- **Instructions for the task**:
Search the material below for the string "TOTAL" and extract each line that has it.

[Excerpt from a dataset]
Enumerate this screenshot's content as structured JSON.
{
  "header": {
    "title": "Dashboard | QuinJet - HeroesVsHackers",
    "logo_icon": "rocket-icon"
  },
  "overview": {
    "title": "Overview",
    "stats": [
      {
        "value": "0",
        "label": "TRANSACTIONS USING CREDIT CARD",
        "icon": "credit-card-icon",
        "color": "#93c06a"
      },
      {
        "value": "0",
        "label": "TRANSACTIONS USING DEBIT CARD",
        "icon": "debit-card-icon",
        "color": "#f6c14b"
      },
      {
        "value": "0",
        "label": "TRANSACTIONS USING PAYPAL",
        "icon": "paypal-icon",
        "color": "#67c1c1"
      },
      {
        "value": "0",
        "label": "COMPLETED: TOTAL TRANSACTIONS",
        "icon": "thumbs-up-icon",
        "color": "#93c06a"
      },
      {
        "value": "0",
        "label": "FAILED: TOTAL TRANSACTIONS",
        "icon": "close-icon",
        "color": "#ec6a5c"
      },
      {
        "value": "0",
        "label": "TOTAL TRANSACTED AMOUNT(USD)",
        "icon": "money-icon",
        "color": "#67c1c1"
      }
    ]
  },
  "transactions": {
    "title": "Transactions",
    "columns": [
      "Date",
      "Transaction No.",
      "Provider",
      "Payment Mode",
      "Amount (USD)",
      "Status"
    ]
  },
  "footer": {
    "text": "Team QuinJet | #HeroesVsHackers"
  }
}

- **Finished exercise**:
        "label": "COMPLETED: TOTAL TRANSACTIONS",
        "label": "FAILED: TOTAL TRANSACTIONS",
        "label": "TOTAL TRANSACTED AMOUNT(USD)",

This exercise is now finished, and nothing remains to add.